---------- Text block

Do you ever feel over stimulated? There’s too much light? Too much noise? Too noticeable of a scratchy fabric?
I’m the kind of person who can tune all that out and buckle down to focus. Correction: I used to be that kind of person.
Lately – a constant barrage of stimuli have me feeling completely overwhelmed for short bursts of time. Sudden noises or persistent but minor noises, harsh lighting, uncomfortable chairs, too stuffy air, too much of a draft, and yes, tight or scratchy clothes make me feel completely over stimulated and anxious. Both physically and mentally.
At these times, I have to shut down, escape the environment making me so nervous and try to calm down. A bath where I all but submerge my head is actually the best cure I’ve tried.
So far, I’ve been lucky that these “episodes,” for want of a better word, have happened while I’ve been at home, and I’m relatively able to isolate myself enough to actually have a bath.
But it’s so out of character for me! Usually, a quick walk, a few minutes of slow breathing followed by a slow, soothing gulp of a cup of coffee does the trick. I’m unused to it; it’s a problem!
And if I have a problem, I fix it. To fix it, I have to find the root of the problem.
I’ve come to two conclusions that I think are equally valid.
First, it’s all the changes we’re facing. I’ve listed them out, but that’s really only a few of them. There are more. These changes are enough to make anyone feel anxious and overwhelmed without excess stimulation.
Second, I’ve sat in a dentists chair nine times in the past year. I’ve probably totaled about 24 hours of being strapped down to a chair with a bright light in my face while having sharp, loud instruments shoved in my mouth with varying degrees of pain before, during and after. And no, I’m not exaggerating. If not for the fact that I was numbed for about 90 percent of the work done, I’m sure it would legally fall under the definition of torture.

--------------------

**Task 1**:
Quote the over-stimulation post word for word, starting at "So far, I’ve" and ending at "it’s a problem!".
**Task 2**:
In the over-stimulation post, how many times has the writer sat in a dentist's chair in the past year?
The rows come from a separate source unrelated to the over-stimulation post.

---------- Data section

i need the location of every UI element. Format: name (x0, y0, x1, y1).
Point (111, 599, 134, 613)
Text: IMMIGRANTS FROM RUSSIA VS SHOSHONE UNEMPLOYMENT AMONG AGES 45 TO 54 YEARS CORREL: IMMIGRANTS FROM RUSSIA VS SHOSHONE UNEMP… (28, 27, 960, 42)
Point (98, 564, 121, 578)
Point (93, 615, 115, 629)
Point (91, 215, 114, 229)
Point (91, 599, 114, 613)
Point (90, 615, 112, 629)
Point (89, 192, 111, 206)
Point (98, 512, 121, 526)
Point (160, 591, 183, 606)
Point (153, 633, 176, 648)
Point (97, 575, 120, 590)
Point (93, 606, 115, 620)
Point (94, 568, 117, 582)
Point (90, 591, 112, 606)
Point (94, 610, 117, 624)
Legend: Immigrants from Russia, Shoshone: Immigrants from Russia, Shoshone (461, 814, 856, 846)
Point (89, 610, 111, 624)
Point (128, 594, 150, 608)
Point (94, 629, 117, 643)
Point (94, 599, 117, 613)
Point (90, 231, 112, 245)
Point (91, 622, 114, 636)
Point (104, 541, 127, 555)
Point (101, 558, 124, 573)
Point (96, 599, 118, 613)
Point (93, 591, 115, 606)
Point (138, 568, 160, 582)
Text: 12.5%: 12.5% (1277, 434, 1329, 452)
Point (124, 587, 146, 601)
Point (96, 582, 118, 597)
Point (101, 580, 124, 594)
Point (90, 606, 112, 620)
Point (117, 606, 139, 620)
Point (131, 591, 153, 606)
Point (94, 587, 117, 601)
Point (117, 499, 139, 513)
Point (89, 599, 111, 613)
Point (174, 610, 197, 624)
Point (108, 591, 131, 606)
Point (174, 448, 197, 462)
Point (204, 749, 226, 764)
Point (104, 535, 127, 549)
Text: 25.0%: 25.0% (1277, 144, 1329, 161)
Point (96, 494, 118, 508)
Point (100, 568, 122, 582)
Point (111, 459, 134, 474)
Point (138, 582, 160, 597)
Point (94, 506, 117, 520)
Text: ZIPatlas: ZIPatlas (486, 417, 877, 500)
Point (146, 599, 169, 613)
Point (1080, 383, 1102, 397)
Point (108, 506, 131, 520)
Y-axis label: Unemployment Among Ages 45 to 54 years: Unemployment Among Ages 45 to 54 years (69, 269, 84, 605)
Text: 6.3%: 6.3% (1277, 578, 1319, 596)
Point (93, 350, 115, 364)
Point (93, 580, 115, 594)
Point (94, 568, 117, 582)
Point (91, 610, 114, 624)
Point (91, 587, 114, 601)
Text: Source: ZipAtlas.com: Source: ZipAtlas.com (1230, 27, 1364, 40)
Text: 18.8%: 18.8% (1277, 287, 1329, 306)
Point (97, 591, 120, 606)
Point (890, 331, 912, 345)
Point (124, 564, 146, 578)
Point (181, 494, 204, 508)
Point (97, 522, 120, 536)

--------------------

**Response 1**:
So far, I’ve been lucky that these “episodes,” for want of a better word, have happened while I’ve been at home, and I’m relatively able to isolate myself enough to actually have a bath.
But it’s so out of character for me! Usually, a quick walk, a few minutes of slow breathing followed by a slow, soothing gulp of a cup of coffee does the trick. I’m unused to it; it’s a problem!

**Response 2**:
Nine times.